Provided records
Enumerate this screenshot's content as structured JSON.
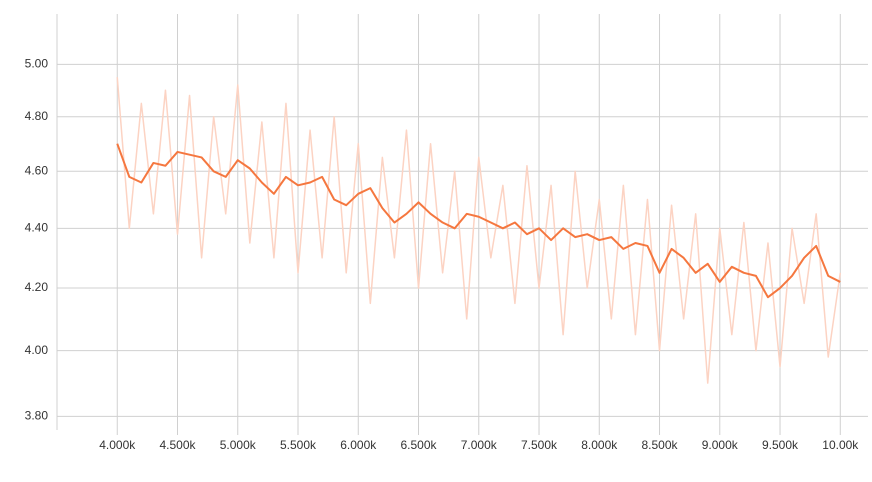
{
  "chart_data": {
    "type": "line",
    "x": [
      4000,
      4100,
      4200,
      4300,
      4400,
      4500,
      4600,
      4700,
      4800,
      4900,
      5000,
      5100,
      5200,
      5300,
      5400,
      5500,
      5600,
      5700,
      5800,
      5900,
      6000,
      6100,
      6200,
      6300,
      6400,
      6500,
      6600,
      6700,
      6800,
      6900,
      7000,
      7100,
      7200,
      7300,
      7400,
      7500,
      7600,
      7700,
      7800,
      7900,
      8000,
      8100,
      8200,
      8300,
      8400,
      8500,
      8600,
      8700,
      8800,
      8900,
      9000,
      9100,
      9200,
      9300,
      9400,
      9500,
      9600,
      9700,
      9800,
      9900,
      10000
    ],
    "series": [
      {
        "color": "#fcd3c3",
        "values": [
          4.95,
          4.4,
          4.85,
          4.45,
          4.9,
          4.38,
          4.88,
          4.3,
          4.8,
          4.45,
          4.92,
          4.35,
          4.78,
          4.3,
          4.85,
          4.25,
          4.75,
          4.3,
          4.8,
          4.25,
          4.7,
          4.15,
          4.65,
          4.3,
          4.75,
          4.2,
          4.7,
          4.25,
          4.6,
          4.1,
          4.65,
          4.3,
          4.55,
          4.15,
          4.62,
          4.2,
          4.55,
          4.05,
          4.6,
          4.2,
          4.5,
          4.1,
          4.55,
          4.05,
          4.5,
          4.0,
          4.48,
          4.1,
          4.45,
          3.9,
          4.4,
          4.05,
          4.42,
          4.0,
          4.35,
          3.95,
          4.4,
          4.15,
          4.45,
          3.98,
          4.25
        ]
      },
      {
        "color": "#f5773f",
        "values": [
          4.7,
          4.58,
          4.56,
          4.63,
          4.62,
          4.67,
          4.66,
          4.65,
          4.6,
          4.58,
          4.64,
          4.61,
          4.56,
          4.52,
          4.58,
          4.55,
          4.56,
          4.58,
          4.5,
          4.48,
          4.52,
          4.54,
          4.47,
          4.42,
          4.45,
          4.49,
          4.45,
          4.42,
          4.4,
          4.45,
          4.44,
          4.42,
          4.4,
          4.42,
          4.38,
          4.4,
          4.36,
          4.4,
          4.37,
          4.38,
          4.36,
          4.37,
          4.33,
          4.35,
          4.34,
          4.25,
          4.33,
          4.3,
          4.25,
          4.28,
          4.22,
          4.27,
          4.25,
          4.24,
          4.17,
          4.2,
          4.24,
          4.3,
          4.34,
          4.24,
          4.22
        ]
      }
    ],
    "xlim": [
      3500,
      10230
    ],
    "ylim": [
      3.76,
      5.2
    ],
    "ylog": true,
    "grid": true,
    "xticks": [
      {
        "value": 4000,
        "label": "4.000k"
      },
      {
        "value": 4500,
        "label": "4.500k"
      },
      {
        "value": 5000,
        "label": "5.000k"
      },
      {
        "value": 5500,
        "label": "5.500k"
      },
      {
        "value": 6000,
        "label": "6.000k"
      },
      {
        "value": 6500,
        "label": "6.500k"
      },
      {
        "value": 7000,
        "label": "7.000k"
      },
      {
        "value": 7500,
        "label": "7.500k"
      },
      {
        "value": 8000,
        "label": "8.000k"
      },
      {
        "value": 8500,
        "label": "8.500k"
      },
      {
        "value": 9000,
        "label": "9.000k"
      },
      {
        "value": 9500,
        "label": "9.500k"
      },
      {
        "value": 10000,
        "label": "10.00k"
      }
    ],
    "yticks": [
      {
        "value": 3.8,
        "label": "3.80"
      },
      {
        "value": 4,
        "label": "4.00"
      },
      {
        "value": 4.2,
        "label": "4.20"
      },
      {
        "value": 4.4,
        "label": "4.40"
      },
      {
        "value": 4.6,
        "label": "4.60"
      },
      {
        "value": 4.8,
        "label": "4.80"
      },
      {
        "value": 5,
        "label": "5.00"
      }
    ]
  }
}
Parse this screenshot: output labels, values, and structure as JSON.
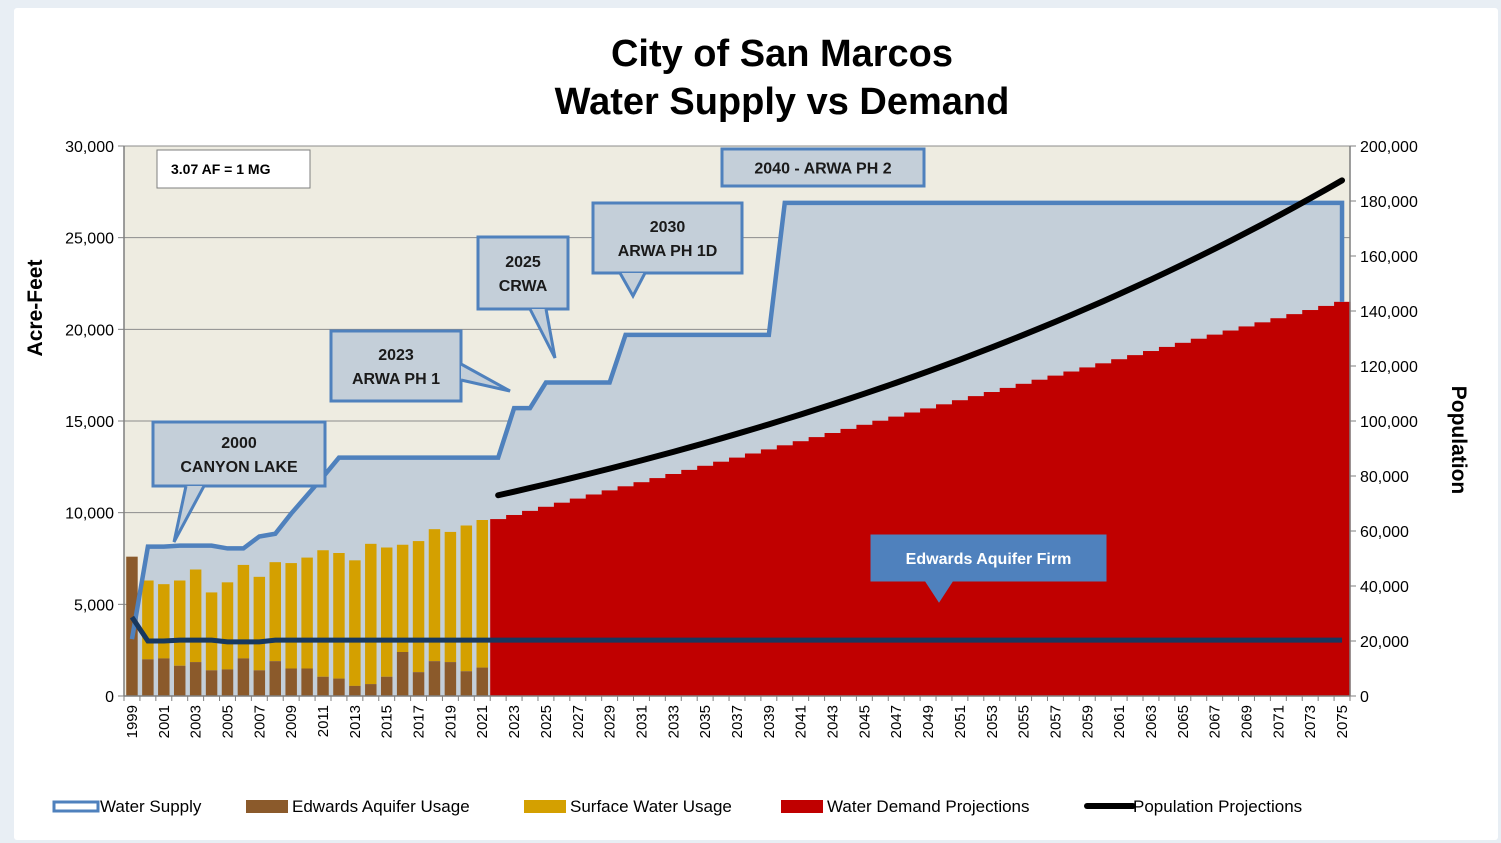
{
  "chart_data": {
    "type": "bar",
    "title": [
      "City of San Marcos",
      "Water Supply vs Demand"
    ],
    "ylabel": "Acre-Feet",
    "y2label": "Population",
    "ylim": [
      0,
      30000
    ],
    "y2lim": [
      0,
      200000
    ],
    "yticks": [
      0,
      5000,
      10000,
      15000,
      20000,
      25000,
      30000
    ],
    "yticks_labels": [
      "0",
      "5,000",
      "10,000",
      "15,000",
      "20,000",
      "25,000",
      "30,000"
    ],
    "y2ticks": [
      0,
      20000,
      40000,
      60000,
      80000,
      100000,
      120000,
      140000,
      160000,
      180000,
      200000
    ],
    "y2ticks_labels": [
      "0",
      "20,000",
      "40,000",
      "60,000",
      "80,000",
      "100,000",
      "120,000",
      "140,000",
      "160,000",
      "180,000",
      "200,000"
    ],
    "x_start": 1999,
    "x_end": 2075,
    "xtick_labels": [
      "1999",
      "2001",
      "2003",
      "2005",
      "2007",
      "2009",
      "2011",
      "2013",
      "2015",
      "2017",
      "2019",
      "2021",
      "2023",
      "2025",
      "2027",
      "2029",
      "2031",
      "2033",
      "2035",
      "2037",
      "2039",
      "2041",
      "2043",
      "2045",
      "2047",
      "2049",
      "2051",
      "2053",
      "2055",
      "2057",
      "2059",
      "2061",
      "2063",
      "2065",
      "2067",
      "2069",
      "2071",
      "2073",
      "2075"
    ],
    "grid": true,
    "legend_position": "bottom",
    "legend": [
      {
        "label": "Water Supply",
        "color": "#4f81bd"
      },
      {
        "label": "Edwards Aquifer Usage",
        "color": "#8b5a2b"
      },
      {
        "label": "Surface Water Usage",
        "color": "#d4a000"
      },
      {
        "label": "Water Demand Projections",
        "color": "#c00000"
      },
      {
        "label": "Population Projections",
        "color": "#000000"
      }
    ],
    "historical_years": [
      1999,
      2000,
      2001,
      2002,
      2003,
      2004,
      2005,
      2006,
      2007,
      2008,
      2009,
      2010,
      2011,
      2012,
      2013,
      2014,
      2015,
      2016,
      2017,
      2018,
      2019,
      2020,
      2021
    ],
    "edwards_aquifer_usage": [
      7600,
      2000,
      2050,
      1650,
      1850,
      1400,
      1450,
      2050,
      1400,
      1900,
      1500,
      1500,
      1050,
      950,
      550,
      650,
      1050,
      2400,
      1300,
      1900,
      1850,
      1350,
      1550
    ],
    "total_usage": [
      7600,
      6300,
      6100,
      6300,
      6900,
      5650,
      6200,
      7150,
      6500,
      7300,
      7250,
      7550,
      7950,
      7800,
      7400,
      8300,
      8100,
      8250,
      8450,
      9100,
      8950,
      9300,
      9600
    ],
    "demand_projection": {
      "years": [
        2022,
        2075
      ],
      "values": [
        9650,
        21500
      ]
    },
    "water_supply": {
      "years": [
        1999,
        2000,
        2001,
        2002,
        2003,
        2004,
        2005,
        2006,
        2007,
        2008,
        2009,
        2010,
        2011,
        2012,
        2013,
        2014,
        2015,
        2016,
        2017,
        2018,
        2019,
        2020,
        2021,
        2022,
        2023,
        2024,
        2025,
        2026,
        2027,
        2028,
        2029,
        2030,
        2031,
        2039,
        2040,
        2041,
        2075,
        2075
      ],
      "values": [
        3100,
        8150,
        8150,
        8200,
        8200,
        8200,
        8050,
        8050,
        8700,
        8850,
        9950,
        10950,
        11950,
        13000,
        13000,
        13000,
        13000,
        13000,
        13000,
        13000,
        13000,
        13000,
        13000,
        13000,
        15700,
        15700,
        17100,
        17100,
        17100,
        17100,
        17100,
        19700,
        19700,
        19700,
        26900,
        26900,
        26900,
        21500
      ]
    },
    "edwards_aquifer_firm": {
      "years": [
        1999,
        2000,
        2001,
        2002,
        2003,
        2004,
        2005,
        2006,
        2007,
        2008,
        2009,
        2010,
        2075
      ],
      "values": [
        4300,
        3000,
        3000,
        3050,
        3050,
        3050,
        2950,
        2950,
        2950,
        3050,
        3050,
        3050,
        3050
      ]
    },
    "population_projections": {
      "years": [
        2022,
        2075
      ],
      "values": [
        73000,
        187500
      ]
    },
    "annotations": [
      {
        "lines": [
          "2000",
          "CANYON LAKE"
        ]
      },
      {
        "lines": [
          "2023",
          "ARWA PH 1"
        ]
      },
      {
        "lines": [
          "2025",
          "CRWA"
        ]
      },
      {
        "lines": [
          "2030",
          "ARWA PH 1D"
        ]
      },
      {
        "lines": [
          "2040 - ARWA PH 2"
        ]
      },
      {
        "lines": [
          "Edwards Aquifer Firm"
        ]
      }
    ],
    "note": "3.07 AF = 1 MG"
  }
}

Problem
Find every line in the records above that contains the word "color", and copy each one.

Solution to this exercise
        "color": "#fcd3c3",
        "color": "#f5773f",
        "color": "#4f81bd"
        "color": "#8b5a2b"
        "color": "#d4a000"
        "color": "#c00000"
        "color": "#000000"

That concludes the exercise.